[TEXTO SELECIONADO]
- - - - -

Quem diria que uma árvore de montanha poderia ser uma das melhores opções para cidades? As suas copas são elegantes, raramente ultrapassam os 15 metros, a floração é espetacular e, quando frutificam, notamo-las a quilómetros de distância.

Os pássaros chegam primeiro, atraídos pelas pequenas “maçãs” alaranjadas que pendem em cachos e que lhes fornecem alimento no outono e inverno. A tramazeira cresce rápido, lança raízes profundas, fixa os solos e ajuda a prevenir a erosão, qualidades valiosas em tempos de extremos climáticos.

Em Portugal continental, além da tramazeira, existem mais três espécies autóctones: a sorveira-branca (Sorbus aria), a sorveira-de-folha-larga (Sorbus latifolia) e o mostajeiro (Sorbus torminalis).

Todas estão em risco, sendo a primeira considerada criticamente em perigo, a segunda vulnerável e a terceira também vulnerável. Nas serras da Madeira, sobrevive em altitude a raríssima sorveira-da-Madeira (Sorbus maderensis), classificada como criticamente em perigo.

Recentemente encontrei uma sorveira-branca no Gerês. Foi um momento emocionante, mas também um alerta. Estima-se que existam menos de 50 indivíduos maduros desta espécie em todo o país, mais de 90% deles concentrados precisamente nesta serra.

A população encontra-se em declínio continuado, sobretudo devido aos incêndios recorrentes que degradam o seu habitat natural, os bosques caducifólios de montanha. É uma árvore belíssima, de folhas prateadas e frutos de tom que vai do laranja ao vermelho escarlate, que merece toda a atenção e proteção possível.

- - - - -

[Dados de compreensão de documentos]
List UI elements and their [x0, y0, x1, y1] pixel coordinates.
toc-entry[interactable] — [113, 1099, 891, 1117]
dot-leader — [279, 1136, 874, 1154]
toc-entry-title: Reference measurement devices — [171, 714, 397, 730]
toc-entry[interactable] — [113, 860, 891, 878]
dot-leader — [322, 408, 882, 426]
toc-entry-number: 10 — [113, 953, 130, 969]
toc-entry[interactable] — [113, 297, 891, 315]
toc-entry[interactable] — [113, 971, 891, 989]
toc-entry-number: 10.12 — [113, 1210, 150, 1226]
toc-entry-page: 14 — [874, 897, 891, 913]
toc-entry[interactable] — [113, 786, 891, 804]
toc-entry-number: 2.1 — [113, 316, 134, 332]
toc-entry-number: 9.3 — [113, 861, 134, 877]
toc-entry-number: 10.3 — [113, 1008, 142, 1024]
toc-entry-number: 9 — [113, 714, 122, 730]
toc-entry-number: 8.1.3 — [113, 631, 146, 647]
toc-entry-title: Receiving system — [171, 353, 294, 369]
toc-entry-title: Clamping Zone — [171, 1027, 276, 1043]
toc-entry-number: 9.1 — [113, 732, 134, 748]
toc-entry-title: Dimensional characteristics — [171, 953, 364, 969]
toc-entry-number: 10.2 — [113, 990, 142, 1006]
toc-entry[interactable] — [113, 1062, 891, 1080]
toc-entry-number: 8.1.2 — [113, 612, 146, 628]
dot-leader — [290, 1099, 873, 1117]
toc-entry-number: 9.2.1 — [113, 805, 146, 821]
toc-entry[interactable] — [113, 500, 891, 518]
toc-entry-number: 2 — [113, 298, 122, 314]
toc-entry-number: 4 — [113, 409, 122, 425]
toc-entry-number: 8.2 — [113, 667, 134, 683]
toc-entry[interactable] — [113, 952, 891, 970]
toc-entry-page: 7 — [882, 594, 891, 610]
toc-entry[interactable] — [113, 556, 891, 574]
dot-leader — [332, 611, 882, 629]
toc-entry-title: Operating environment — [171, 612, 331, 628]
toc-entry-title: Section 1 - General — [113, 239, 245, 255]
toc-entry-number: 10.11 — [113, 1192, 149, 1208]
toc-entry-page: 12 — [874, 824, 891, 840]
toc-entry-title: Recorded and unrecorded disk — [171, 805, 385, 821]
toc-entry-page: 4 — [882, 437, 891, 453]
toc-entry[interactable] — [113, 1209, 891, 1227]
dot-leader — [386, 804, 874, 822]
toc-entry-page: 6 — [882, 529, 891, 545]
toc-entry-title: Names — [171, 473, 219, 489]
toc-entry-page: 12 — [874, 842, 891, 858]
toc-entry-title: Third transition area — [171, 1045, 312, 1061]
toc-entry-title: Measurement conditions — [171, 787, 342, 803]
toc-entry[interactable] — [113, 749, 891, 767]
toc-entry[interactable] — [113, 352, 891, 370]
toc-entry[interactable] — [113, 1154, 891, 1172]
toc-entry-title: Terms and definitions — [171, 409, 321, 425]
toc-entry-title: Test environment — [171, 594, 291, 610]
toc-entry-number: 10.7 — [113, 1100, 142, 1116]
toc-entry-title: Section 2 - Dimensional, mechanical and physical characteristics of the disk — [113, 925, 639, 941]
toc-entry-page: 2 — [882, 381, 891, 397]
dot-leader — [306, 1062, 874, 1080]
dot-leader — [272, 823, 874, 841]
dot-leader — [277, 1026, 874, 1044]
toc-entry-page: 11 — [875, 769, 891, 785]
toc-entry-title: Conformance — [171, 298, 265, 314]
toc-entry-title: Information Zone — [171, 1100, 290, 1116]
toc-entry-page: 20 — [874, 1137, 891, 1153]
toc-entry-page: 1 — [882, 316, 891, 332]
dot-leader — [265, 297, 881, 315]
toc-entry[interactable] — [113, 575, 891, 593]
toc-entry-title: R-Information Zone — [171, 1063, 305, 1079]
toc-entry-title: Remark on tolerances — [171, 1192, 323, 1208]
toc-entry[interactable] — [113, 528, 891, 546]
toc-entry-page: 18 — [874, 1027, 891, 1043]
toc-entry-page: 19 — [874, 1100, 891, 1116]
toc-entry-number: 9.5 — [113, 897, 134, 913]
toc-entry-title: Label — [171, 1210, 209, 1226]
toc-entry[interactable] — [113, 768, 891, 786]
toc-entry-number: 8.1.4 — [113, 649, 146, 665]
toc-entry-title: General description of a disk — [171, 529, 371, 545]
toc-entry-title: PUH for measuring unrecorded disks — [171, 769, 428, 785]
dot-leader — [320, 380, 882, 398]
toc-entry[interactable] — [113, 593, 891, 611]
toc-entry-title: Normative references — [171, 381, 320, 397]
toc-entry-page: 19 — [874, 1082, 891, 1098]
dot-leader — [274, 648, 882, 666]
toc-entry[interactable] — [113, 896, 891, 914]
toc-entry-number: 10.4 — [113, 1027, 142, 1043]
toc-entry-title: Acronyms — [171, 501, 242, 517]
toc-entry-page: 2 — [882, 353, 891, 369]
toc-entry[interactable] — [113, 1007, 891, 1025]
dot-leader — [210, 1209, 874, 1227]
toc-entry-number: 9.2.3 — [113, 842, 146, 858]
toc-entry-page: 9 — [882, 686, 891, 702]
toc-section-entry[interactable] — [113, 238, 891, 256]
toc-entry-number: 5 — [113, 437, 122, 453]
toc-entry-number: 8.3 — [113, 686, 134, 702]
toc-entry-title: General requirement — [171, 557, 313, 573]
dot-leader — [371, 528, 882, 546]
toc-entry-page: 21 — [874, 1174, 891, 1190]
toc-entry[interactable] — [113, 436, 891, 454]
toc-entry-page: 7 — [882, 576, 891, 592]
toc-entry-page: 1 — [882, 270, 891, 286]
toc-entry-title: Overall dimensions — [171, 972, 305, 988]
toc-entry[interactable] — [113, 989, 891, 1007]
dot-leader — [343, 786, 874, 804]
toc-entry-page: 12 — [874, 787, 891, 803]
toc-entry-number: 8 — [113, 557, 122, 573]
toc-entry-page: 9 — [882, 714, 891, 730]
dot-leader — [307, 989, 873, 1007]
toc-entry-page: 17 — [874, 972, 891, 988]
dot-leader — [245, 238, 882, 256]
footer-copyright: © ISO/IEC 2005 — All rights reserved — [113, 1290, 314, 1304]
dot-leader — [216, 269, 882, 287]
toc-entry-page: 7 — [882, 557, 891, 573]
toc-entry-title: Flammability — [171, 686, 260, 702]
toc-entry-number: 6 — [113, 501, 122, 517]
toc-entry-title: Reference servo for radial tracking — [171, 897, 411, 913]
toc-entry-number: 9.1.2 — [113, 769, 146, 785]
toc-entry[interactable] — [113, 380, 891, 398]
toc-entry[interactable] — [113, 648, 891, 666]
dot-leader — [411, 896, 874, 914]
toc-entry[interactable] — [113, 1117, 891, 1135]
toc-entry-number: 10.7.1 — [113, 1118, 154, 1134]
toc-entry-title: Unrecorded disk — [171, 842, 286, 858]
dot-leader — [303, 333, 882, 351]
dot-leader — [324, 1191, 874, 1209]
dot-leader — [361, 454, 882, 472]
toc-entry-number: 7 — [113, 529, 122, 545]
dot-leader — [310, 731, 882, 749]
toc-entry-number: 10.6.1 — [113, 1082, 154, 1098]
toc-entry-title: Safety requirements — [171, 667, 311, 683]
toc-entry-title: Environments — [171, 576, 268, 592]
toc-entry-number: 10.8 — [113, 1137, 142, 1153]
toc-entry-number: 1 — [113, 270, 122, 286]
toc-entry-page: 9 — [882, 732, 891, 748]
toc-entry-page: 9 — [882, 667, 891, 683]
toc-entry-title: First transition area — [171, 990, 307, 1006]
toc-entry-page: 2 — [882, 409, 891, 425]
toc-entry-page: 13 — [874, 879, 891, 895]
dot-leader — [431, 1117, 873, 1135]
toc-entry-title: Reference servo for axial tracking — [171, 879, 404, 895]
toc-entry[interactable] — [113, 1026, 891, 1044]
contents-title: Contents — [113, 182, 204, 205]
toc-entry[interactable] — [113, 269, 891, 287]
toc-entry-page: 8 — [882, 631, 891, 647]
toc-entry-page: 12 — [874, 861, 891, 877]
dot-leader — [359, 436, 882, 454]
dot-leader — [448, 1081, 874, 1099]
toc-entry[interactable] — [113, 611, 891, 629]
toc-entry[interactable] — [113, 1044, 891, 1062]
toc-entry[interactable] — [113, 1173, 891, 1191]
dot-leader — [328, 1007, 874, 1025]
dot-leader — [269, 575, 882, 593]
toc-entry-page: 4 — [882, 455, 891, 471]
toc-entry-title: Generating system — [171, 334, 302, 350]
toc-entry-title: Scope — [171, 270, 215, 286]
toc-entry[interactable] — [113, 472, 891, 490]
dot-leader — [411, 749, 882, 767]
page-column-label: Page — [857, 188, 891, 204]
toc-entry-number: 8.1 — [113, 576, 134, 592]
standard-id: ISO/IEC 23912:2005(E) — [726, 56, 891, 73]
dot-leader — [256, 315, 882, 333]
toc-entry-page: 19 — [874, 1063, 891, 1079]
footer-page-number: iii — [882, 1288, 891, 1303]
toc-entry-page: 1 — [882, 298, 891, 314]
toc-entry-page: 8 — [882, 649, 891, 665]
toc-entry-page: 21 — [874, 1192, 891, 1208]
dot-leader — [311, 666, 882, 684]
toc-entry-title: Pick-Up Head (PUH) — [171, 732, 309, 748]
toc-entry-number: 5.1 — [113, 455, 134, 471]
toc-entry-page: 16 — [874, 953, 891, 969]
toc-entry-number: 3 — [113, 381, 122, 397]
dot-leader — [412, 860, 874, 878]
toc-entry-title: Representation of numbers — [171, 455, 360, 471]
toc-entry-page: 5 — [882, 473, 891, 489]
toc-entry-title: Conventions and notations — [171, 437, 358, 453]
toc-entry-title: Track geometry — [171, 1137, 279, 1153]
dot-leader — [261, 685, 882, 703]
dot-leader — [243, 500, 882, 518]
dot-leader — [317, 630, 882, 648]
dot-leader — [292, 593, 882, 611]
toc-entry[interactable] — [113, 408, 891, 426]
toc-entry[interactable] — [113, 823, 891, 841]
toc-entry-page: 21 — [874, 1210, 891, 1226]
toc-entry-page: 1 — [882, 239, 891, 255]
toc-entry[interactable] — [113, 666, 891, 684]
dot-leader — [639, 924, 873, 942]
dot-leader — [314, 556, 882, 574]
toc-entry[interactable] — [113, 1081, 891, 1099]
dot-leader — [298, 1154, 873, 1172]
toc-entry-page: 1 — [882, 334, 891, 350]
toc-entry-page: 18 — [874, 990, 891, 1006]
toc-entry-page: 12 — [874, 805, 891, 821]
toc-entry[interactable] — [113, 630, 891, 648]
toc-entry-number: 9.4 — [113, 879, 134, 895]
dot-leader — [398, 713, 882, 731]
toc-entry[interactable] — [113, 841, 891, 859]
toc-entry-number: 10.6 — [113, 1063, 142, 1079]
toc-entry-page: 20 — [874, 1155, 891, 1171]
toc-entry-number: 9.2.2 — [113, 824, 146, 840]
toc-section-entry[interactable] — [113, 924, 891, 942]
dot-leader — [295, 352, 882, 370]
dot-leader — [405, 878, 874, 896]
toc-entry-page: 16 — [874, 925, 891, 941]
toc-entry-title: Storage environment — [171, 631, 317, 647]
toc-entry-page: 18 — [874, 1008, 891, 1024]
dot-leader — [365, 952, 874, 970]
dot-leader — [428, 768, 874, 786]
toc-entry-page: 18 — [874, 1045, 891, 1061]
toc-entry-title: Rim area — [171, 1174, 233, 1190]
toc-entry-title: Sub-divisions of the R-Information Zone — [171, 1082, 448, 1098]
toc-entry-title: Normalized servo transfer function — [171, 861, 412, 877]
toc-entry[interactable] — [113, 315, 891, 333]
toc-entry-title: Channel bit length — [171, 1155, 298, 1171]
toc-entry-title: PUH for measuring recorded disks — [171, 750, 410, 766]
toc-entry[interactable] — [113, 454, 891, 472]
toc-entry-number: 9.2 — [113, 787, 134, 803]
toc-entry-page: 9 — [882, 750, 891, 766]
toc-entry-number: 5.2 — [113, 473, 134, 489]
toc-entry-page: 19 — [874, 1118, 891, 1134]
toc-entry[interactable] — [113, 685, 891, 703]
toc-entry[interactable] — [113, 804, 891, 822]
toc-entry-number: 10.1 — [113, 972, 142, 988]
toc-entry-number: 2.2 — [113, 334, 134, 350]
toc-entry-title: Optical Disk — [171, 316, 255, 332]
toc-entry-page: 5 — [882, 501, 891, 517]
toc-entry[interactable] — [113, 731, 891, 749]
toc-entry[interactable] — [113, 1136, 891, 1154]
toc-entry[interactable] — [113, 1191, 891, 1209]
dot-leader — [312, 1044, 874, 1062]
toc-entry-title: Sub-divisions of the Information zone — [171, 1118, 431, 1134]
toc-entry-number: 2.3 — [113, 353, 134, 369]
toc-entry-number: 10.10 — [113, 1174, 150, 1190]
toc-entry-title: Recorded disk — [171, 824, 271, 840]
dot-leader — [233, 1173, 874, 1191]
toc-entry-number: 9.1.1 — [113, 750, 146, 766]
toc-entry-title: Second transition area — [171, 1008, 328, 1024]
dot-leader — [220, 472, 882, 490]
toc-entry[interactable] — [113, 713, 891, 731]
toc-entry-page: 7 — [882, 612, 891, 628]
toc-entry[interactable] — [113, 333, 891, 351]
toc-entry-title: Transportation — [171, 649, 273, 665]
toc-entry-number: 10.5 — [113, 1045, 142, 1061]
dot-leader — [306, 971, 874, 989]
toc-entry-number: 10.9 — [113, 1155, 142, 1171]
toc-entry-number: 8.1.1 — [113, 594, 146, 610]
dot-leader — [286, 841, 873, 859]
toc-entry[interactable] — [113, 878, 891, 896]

- - - - -

Segundo o texto selecionado, quantos indivíduos maduros de sorveira-branca se estima que existam em Portugal?

[RESPOSTA] Menos de 50 em todo o país.